:: ENTRIES SUPPLIED ::
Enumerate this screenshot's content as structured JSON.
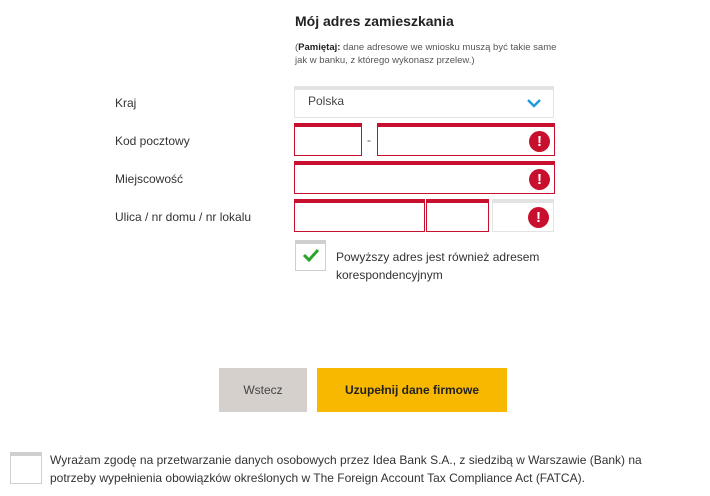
{
  "section": {
    "title": "Mój adres zamieszkania",
    "note_bold": "Pamiętaj:",
    "note_open": "(",
    "note_text": " dane adresowe we wniosku muszą być takie same jak w banku, z którego wykonasz przelew.)"
  },
  "fields": {
    "country_label": "Kraj",
    "country_value": "Polska",
    "postal_label": "Kod pocztowy",
    "postal_separator": "-",
    "city_label": "Miejscowość",
    "street_label": "Ulica / nr domu / nr lokalu"
  },
  "correspondence": {
    "checked": true,
    "label": "Powyższy adres jest również adresem korespondencyjnym"
  },
  "buttons": {
    "back": "Wstecz",
    "next": "Uzupełnij dane firmowe"
  },
  "consent": {
    "checked": false,
    "text": "Wyrażam zgodę na przetwarzanie danych osobowych przez Idea Bank S.A., z siedzibą w Warszawie (Bank) na potrzeby wypełnienia obowiązków określonych w The Foreign Account Tax Compliance Act (FATCA)."
  },
  "icons": {
    "chevron": "chevron-down-icon",
    "error": "error-exclamation-icon",
    "check": "checkmark-icon"
  },
  "colors": {
    "error": "#c8102e",
    "accent_yellow": "#f8b800",
    "check_green": "#2aa52a",
    "chevron_blue": "#1e9ad6",
    "back_button": "#d5d0cb"
  }
}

:: AIM OF THE EXERCISE ::
Reproduce the material above in full, exactly, with no images.

:: EXERCISE RESPONSE ::
Enumerate this screenshot's content as structured JSON.
{
  "section": {
    "title": "Mój adres zamieszkania",
    "note_bold": "Pamiętaj:",
    "note_open": "(",
    "note_text": " dane adresowe we wniosku muszą być takie same jak w banku, z którego wykonasz przelew.)"
  },
  "fields": {
    "country_label": "Kraj",
    "country_value": "Polska",
    "postal_label": "Kod pocztowy",
    "postal_separator": "-",
    "city_label": "Miejscowość",
    "street_label": "Ulica / nr domu / nr lokalu"
  },
  "correspondence": {
    "checked": true,
    "label": "Powyższy adres jest również adresem korespondencyjnym"
  },
  "buttons": {
    "back": "Wstecz",
    "next": "Uzupełnij dane firmowe"
  },
  "consent": {
    "checked": false,
    "text": "Wyrażam zgodę na przetwarzanie danych osobowych przez Idea Bank S.A., z siedzibą w Warszawie (Bank) na potrzeby wypełnienia obowiązków określonych w The Foreign Account Tax Compliance Act (FATCA)."
  },
  "icons": {
    "chevron": "chevron-down-icon",
    "error": "error-exclamation-icon",
    "check": "checkmark-icon"
  },
  "colors": {
    "error": "#c8102e",
    "accent_yellow": "#f8b800",
    "check_green": "#2aa52a",
    "chevron_blue": "#1e9ad6",
    "back_button": "#d5d0cb"
  }
}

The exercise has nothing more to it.